Work to be completed: All of the data must be printed exactly; please include every line.

Material for this exercise:

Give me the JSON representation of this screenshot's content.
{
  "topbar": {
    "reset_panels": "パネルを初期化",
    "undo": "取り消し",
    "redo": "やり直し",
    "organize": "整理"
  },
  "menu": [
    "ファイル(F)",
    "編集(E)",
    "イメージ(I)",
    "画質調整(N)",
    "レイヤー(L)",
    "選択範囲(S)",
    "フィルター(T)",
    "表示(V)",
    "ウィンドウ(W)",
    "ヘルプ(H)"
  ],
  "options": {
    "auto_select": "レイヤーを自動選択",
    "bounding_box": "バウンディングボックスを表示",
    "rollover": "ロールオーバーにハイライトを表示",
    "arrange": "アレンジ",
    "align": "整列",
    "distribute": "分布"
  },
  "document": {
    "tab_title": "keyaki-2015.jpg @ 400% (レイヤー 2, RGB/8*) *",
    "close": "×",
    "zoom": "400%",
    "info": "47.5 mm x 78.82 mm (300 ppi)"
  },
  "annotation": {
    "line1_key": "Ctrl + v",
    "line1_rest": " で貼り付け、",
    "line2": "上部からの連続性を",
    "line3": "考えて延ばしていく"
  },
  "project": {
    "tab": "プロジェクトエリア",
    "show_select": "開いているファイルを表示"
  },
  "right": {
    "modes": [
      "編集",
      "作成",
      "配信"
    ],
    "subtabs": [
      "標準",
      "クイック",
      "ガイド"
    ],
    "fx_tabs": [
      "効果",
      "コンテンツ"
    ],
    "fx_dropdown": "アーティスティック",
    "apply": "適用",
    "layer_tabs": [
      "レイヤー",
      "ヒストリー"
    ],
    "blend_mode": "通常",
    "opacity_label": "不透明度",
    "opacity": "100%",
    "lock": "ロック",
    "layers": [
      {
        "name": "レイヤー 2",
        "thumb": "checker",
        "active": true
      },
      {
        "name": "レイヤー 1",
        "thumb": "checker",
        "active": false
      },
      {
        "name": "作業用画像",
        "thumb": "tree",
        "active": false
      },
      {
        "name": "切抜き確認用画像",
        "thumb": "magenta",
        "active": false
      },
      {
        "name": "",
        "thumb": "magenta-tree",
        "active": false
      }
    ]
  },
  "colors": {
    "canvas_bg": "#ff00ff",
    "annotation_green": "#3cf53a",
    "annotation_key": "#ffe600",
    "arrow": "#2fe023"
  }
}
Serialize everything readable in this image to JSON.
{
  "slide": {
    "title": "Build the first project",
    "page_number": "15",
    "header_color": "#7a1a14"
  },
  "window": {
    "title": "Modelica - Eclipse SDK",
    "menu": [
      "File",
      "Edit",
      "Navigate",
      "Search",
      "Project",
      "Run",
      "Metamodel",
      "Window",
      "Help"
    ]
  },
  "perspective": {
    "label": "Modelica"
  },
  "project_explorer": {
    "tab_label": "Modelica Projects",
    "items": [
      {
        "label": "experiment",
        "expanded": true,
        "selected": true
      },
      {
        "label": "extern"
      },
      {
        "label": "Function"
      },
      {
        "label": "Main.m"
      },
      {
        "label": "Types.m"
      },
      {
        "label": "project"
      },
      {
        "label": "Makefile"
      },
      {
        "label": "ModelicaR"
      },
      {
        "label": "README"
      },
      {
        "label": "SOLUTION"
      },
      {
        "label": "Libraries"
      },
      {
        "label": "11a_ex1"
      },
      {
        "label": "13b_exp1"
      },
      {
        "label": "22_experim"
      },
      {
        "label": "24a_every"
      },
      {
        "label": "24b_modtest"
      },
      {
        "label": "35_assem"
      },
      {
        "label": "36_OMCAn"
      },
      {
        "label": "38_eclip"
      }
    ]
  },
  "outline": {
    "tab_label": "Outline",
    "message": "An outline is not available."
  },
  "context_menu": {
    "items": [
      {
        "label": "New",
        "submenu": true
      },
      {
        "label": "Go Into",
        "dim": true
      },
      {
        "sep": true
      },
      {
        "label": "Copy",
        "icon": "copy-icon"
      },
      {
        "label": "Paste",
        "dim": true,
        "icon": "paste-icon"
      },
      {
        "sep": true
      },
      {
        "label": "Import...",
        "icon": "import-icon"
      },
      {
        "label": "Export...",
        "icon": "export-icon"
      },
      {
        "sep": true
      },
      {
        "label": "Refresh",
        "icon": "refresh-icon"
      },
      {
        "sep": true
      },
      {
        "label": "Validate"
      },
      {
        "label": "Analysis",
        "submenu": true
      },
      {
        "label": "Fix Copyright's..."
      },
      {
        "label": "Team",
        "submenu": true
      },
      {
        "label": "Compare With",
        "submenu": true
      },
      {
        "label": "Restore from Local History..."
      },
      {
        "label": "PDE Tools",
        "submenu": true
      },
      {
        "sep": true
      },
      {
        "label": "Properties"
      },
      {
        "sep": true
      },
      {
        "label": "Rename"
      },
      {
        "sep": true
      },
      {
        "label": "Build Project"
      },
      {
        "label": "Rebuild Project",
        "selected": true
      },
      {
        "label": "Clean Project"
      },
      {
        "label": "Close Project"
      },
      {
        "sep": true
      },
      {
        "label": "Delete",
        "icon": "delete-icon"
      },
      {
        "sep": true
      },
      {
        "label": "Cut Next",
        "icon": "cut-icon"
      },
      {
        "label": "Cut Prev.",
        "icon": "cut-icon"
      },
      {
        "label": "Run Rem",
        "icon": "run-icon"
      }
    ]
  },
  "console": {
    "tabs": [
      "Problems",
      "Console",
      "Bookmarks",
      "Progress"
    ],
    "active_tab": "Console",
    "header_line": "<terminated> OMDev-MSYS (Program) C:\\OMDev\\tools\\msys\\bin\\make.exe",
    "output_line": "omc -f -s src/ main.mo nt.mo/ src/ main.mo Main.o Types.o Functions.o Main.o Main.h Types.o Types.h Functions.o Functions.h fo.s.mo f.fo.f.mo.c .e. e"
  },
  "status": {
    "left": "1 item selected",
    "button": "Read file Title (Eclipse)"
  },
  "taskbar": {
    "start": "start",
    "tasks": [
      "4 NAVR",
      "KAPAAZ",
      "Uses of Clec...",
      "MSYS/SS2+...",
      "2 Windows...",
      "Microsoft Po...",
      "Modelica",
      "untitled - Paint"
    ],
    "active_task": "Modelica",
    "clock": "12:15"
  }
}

The solution:
Give me the JSON representation of this screenshot's content.
{
  "topbar": {
    "reset_panels": "パネルを初期化",
    "undo": "取り消し",
    "redo": "やり直し",
    "organize": "整理"
  },
  "menu": [
    "ファイル(F)",
    "編集(E)",
    "イメージ(I)",
    "画質調整(N)",
    "レイヤー(L)",
    "選択範囲(S)",
    "フィルター(T)",
    "表示(V)",
    "ウィンドウ(W)",
    "ヘルプ(H)"
  ],
  "options": {
    "auto_select": "レイヤーを自動選択",
    "bounding_box": "バウンディングボックスを表示",
    "rollover": "ロールオーバーにハイライトを表示",
    "arrange": "アレンジ",
    "align": "整列",
    "distribute": "分布"
  },
  "document": {
    "tab_title": "keyaki-2015.jpg @ 400% (レイヤー 2, RGB/8*) *",
    "close": "×",
    "zoom": "400%",
    "info": "47.5 mm x 78.82 mm (300 ppi)"
  },
  "annotation": {
    "line1_key": "Ctrl + v",
    "line1_rest": " で貼り付け、",
    "line2": "上部からの連続性を",
    "line3": "考えて延ばしていく"
  },
  "project": {
    "tab": "プロジェクトエリア",
    "show_select": "開いているファイルを表示"
  },
  "right": {
    "modes": [
      "編集",
      "作成",
      "配信"
    ],
    "subtabs": [
      "標準",
      "クイック",
      "ガイド"
    ],
    "fx_tabs": [
      "効果",
      "コンテンツ"
    ],
    "fx_dropdown": "アーティスティック",
    "apply": "適用",
    "layer_tabs": [
      "レイヤー",
      "ヒストリー"
    ],
    "blend_mode": "通常",
    "opacity_label": "不透明度",
    "opacity": "100%",
    "lock": "ロック",
    "layers": [
      {
        "name": "レイヤー 2",
        "thumb": "checker",
        "active": true
      },
      {
        "name": "レイヤー 1",
        "thumb": "checker",
        "active": false
      },
      {
        "name": "作業用画像",
        "thumb": "tree",
        "active": false
      },
      {
        "name": "切抜き確認用画像",
        "thumb": "magenta",
        "active": false
      },
      {
        "name": "",
        "thumb": "magenta-tree",
        "active": false
      }
    ]
  },
  "colors": {
    "canvas_bg": "#ff00ff",
    "annotation_green": "#3cf53a",
    "annotation_key": "#ffe600",
    "arrow": "#2fe023"
  }
}
Serialize everything readable in this image to JSON.
{
  "slide": {
    "title": "Build the first project",
    "page_number": "15",
    "header_color": "#7a1a14"
  },
  "window": {
    "title": "Modelica - Eclipse SDK",
    "menu": [
      "File",
      "Edit",
      "Navigate",
      "Search",
      "Project",
      "Run",
      "Metamodel",
      "Window",
      "Help"
    ]
  },
  "perspective": {
    "label": "Modelica"
  },
  "project_explorer": {
    "tab_label": "Modelica Projects",
    "items": [
      {
        "label": "experiment",
        "expanded": true,
        "selected": true
      },
      {
        "label": "extern"
      },
      {
        "label": "Function"
      },
      {
        "label": "Main.m"
      },
      {
        "label": "Types.m"
      },
      {
        "label": "project"
      },
      {
        "label": "Makefile"
      },
      {
        "label": "ModelicaR"
      },
      {
        "label": "README"
      },
      {
        "label": "SOLUTION"
      },
      {
        "label": "Libraries"
      },
      {
        "label": "11a_ex1"
      },
      {
        "label": "13b_exp1"
      },
      {
        "label": "22_experim"
      },
      {
        "label": "24a_every"
      },
      {
        "label": "24b_modtest"
      },
      {
        "label": "35_assem"
      },
      {
        "label": "36_OMCAn"
      },
      {
        "label": "38_eclip"
      }
    ]
  },
  "outline": {
    "tab_label": "Outline",
    "message": "An outline is not available."
  },
  "context_menu": {
    "items": [
      {
        "label": "New",
        "submenu": true
      },
      {
        "label": "Go Into",
        "dim": true
      },
      {
        "sep": true
      },
      {
        "label": "Copy",
        "icon": "copy-icon"
      },
      {
        "label": "Paste",
        "dim": true,
        "icon": "paste-icon"
      },
      {
        "sep": true
      },
      {
        "label": "Import...",
        "icon": "import-icon"
      },
      {
        "label": "Export...",
        "icon": "export-icon"
      },
      {
        "sep": true
      },
      {
        "label": "Refresh",
        "icon": "refresh-icon"
      },
      {
        "sep": true
      },
      {
        "label": "Validate"
      },
      {
        "label": "Analysis",
        "submenu": true
      },
      {
        "label": "Fix Copyright's..."
      },
      {
        "label": "Team",
        "submenu": true
      },
      {
        "label": "Compare With",
        "submenu": true
      },
      {
        "label": "Restore from Local History..."
      },
      {
        "label": "PDE Tools",
        "submenu": true
      },
      {
        "sep": true
      },
      {
        "label": "Properties"
      },
      {
        "sep": true
      },
      {
        "label": "Rename"
      },
      {
        "sep": true
      },
      {
        "label": "Build Project"
      },
      {
        "label": "Rebuild Project",
        "selected": true
      },
      {
        "label": "Clean Project"
      },
      {
        "label": "Close Project"
      },
      {
        "sep": true
      },
      {
        "label": "Delete",
        "icon": "delete-icon"
      },
      {
        "sep": true
      },
      {
        "label": "Cut Next",
        "icon": "cut-icon"
      },
      {
        "label": "Cut Prev.",
        "icon": "cut-icon"
      },
      {
        "label": "Run Rem",
        "icon": "run-icon"
      }
    ]
  },
  "console": {
    "tabs": [
      "Problems",
      "Console",
      "Bookmarks",
      "Progress"
    ],
    "active_tab": "Console",
    "header_line": "<terminated> OMDev-MSYS (Program) C:\\OMDev\\tools\\msys\\bin\\make.exe",
    "output_line": "omc -f -s src/ main.mo nt.mo/ src/ main.mo Main.o Types.o Functions.o Main.o Main.h Types.o Types.h Functions.o Functions.h fo.s.mo f.fo.f.mo.c .e. e"
  },
  "status": {
    "left": "1 item selected",
    "button": "Read file Title (Eclipse)"
  },
  "taskbar": {
    "start": "start",
    "tasks": [
      "4 NAVR",
      "KAPAAZ",
      "Uses of Clec...",
      "MSYS/SS2+...",
      "2 Windows...",
      "Microsoft Po...",
      "Modelica",
      "untitled - Paint"
    ],
    "active_task": "Modelica",
    "clock": "12:15"
  }
}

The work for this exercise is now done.